--- ТЕКСТ ДЛЯ ЧТЕНИЯ ---
▬▬▬▬▬▬
И обошлось. Хуже вышло с некоторыми однокурсниками, которые участвовали в оппозиционных партиях. Они призывали объявить «забастовку студентов», их арестовали и отправили в тюрьмы на периферию, надолго. Часть их погибла, часть была выпущена без права жительства в Москве и в других крупных центрах («минус шесть»). Они не закончили курса; правда, часть восстановили позже в вузе.
Я по-прежнему был старостой курса и не помню, чтобы ко мне изменилось отношение как студентов, так и профессоров; и коммунисты были со мной довольно дружелюбны — Сакоян, Коган[49], Жоров[50] и другие (они сейчас работают вместе со мной в I МОЛМИ[51]). Как будто бы благополучный конец ареста означал «проверку».
Вскоре Москва хоронила великого революционера Кропоткина[52]. Через Пречистенку (затем — улицу его имени) шел бесконечный людской поток. Шли под черными знаменами анархисты; под плакатами своих центральных комитетов и партийными лозунгами шли члены партий меньшевиков, левых и правых эсеров, народных социалистов. На короткий миг блеснула иллюзия общности, единства демократических целей — и в звуках «Вы жертвою пали» и «Варшавянки» слышалась героика революций 1905 и 1917 годов. Правительство разрешило выпустить политических заключенных под их честное слово — с тем, чтобы после кладбища они вернулись в тюрьму. Кажется, то был последний акт их открытого участия в жизни страны; потом они сойдут со сцены совершенно, и только вспышки злобы этих отвергнутых народом групп в будущем еще потрясут Москву (покушение на Ленина).
На пятом курсе — новые профессора. Среди них привлекал нас своей просвещенностью и умной хирургической тактичностью А. И. Мартынов[53]. Этот ровный, благожелательный профессор говорил тихо, но студенты жадно ловили его слова.
Напротив, другой талантливый хирург, повторявший нам по нашей просьбе забытую с третьего курса оперативную хирургию, П. А. Герцен[54] — внук писателя А. И. Герцена, громко кричал на ломаном русском языке (он воспитывался во Франции): «Нэ бойтесь кравитечений. Какая красивая картина. Пальцевое прижатие — вот ино — хлоп!»
▬▬▬▬▬▬
--- ЗАДАНИЕ 1 ---
Где, согласно воспоминаниям о студенческих годах, воспитывался П. А. Герцен?
--- ЗАДАНИЕ 2 ---
Продолжите воспоминания о студенческих годах, начав сразу после их последнего предложения.
Следующие строки — самостоятельный материал, не связанный с воспоминаниями о студенческих годах.
▬▬▬▬▬▬
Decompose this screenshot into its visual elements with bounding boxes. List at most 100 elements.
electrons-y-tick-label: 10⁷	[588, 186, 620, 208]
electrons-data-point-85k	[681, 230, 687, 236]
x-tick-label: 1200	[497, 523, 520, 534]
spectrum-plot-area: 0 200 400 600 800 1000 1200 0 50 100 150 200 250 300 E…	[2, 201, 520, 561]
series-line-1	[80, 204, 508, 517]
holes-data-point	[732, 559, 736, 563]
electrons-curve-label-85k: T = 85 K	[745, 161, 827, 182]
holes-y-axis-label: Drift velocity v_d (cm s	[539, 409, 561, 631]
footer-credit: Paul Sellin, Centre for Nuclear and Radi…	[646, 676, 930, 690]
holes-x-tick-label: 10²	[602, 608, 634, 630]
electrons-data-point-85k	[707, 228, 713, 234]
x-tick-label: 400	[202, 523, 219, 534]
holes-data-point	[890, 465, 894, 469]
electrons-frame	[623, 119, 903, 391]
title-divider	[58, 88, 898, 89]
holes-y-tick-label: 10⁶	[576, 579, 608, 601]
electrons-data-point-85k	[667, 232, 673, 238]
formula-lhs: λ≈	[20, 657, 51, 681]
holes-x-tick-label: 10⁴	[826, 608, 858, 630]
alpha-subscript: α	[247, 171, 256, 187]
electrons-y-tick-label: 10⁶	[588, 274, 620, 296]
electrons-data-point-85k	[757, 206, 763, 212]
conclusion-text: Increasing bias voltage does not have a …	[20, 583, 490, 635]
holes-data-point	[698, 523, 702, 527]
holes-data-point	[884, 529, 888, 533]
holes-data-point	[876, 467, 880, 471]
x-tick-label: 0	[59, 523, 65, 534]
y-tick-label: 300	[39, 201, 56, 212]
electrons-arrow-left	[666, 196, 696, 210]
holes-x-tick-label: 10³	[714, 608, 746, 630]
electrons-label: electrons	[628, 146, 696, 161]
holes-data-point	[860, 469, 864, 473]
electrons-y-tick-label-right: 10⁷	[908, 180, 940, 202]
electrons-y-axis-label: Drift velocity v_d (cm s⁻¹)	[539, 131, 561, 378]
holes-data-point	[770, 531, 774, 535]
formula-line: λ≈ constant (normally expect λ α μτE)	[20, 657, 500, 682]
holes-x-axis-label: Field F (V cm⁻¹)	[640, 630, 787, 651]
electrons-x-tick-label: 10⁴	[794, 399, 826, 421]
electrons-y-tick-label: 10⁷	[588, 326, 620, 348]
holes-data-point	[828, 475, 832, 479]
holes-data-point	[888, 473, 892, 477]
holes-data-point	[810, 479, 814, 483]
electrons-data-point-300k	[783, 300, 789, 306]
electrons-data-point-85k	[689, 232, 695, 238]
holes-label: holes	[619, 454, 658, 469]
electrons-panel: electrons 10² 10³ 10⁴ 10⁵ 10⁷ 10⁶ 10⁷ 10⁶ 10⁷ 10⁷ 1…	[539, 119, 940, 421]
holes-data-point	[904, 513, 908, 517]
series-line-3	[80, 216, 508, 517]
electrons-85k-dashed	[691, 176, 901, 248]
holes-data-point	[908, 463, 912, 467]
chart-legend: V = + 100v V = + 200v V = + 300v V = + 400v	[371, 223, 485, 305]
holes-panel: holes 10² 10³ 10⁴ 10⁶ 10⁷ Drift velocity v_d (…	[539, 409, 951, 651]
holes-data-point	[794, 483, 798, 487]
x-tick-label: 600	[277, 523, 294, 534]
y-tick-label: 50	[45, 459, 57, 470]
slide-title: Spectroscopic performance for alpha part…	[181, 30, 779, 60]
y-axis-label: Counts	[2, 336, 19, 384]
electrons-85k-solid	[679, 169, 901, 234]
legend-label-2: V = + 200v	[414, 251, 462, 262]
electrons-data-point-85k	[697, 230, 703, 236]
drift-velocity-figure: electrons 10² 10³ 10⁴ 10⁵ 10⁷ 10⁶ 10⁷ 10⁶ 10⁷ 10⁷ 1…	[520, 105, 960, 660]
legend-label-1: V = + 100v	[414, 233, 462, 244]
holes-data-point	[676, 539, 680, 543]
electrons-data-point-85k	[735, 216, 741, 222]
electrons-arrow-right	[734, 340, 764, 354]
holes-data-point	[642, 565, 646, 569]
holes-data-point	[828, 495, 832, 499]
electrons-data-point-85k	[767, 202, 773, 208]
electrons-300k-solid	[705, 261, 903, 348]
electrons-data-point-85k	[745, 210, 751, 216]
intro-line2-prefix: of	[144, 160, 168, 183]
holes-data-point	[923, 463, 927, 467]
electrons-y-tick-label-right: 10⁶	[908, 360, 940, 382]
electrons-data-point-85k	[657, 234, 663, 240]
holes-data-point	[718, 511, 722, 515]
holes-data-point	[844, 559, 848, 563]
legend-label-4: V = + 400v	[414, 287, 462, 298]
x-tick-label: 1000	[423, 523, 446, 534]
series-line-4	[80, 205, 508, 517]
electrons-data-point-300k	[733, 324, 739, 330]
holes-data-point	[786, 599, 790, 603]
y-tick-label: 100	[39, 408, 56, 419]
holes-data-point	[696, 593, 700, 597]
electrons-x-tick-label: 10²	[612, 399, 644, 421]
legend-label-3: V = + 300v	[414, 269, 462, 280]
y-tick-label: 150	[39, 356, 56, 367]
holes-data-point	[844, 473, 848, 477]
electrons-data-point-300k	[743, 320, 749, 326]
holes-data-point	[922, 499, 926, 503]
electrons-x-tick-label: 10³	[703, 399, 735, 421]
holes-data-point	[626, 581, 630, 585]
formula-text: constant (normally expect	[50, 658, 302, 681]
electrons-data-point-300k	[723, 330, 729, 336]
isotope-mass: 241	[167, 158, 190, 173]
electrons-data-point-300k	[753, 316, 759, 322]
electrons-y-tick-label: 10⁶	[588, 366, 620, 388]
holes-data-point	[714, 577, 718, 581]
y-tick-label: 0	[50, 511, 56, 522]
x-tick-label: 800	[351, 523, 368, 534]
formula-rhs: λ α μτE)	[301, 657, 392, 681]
▬▬▬▬▬▬
--- ИТОГОВЫЙ ОТВЕТ 1 ---
Во Франции.

--- ИТОГОВЫЙ ОТВЕТ 2 ---
Психиатр П. Б. Ганнушкин[55] вел в обстановке аудитории интимные и проникновенные беседы с сумасшедшими; он умел показать особенности их болезни столь ярко, что потом, шагая по улице, мы выискивали у самих себя соответствующие признаки и невольно начинали считать фонари и окна домов или предаваться навязчивым мыслям. Мы находили в каждом из нас черты психиатрических типов или конституций. Часто пациенты говорили о Чека, выдавали себя за Николая II, Керенского или Ленина. На Ганнушкина ходили артисты, литераторы и интересные девушки. Сам он был Квазимодо, но неотразимо нравился всем.
На кафедру госпитальной терапии был переведен Петр Михайлович Попов (из Ново-Екатерининской больницы). Это был наш старый любимец. Его вступительная лекция (в той самой аудитории, в которой я все эти годы читаю) запомнилась всем. Он говорил, что имел в жизни три страсти: лошади, женщины и медицина. К сожалению, вскоре Попов заболел, думали, плеврит. П. М. Попов в свое время учился вместе на одном курсе с моим отцом, и когда узнал о смерти отца, сказал (как мы все в подобных случаях говорим): «Скоро, чего доброго, и мой черед». Так и вышло. Плеврит оказался кровянистым. Я навестил больного дома, он задыхался «точно Левиафан, выброшенный на берег». «Я поставил сам себе диагноз: рак легкого», — сказал он. Мы хоронили его с особой теплотой.
Скоро уже конец занятиям. Опять дуют весенние ветры.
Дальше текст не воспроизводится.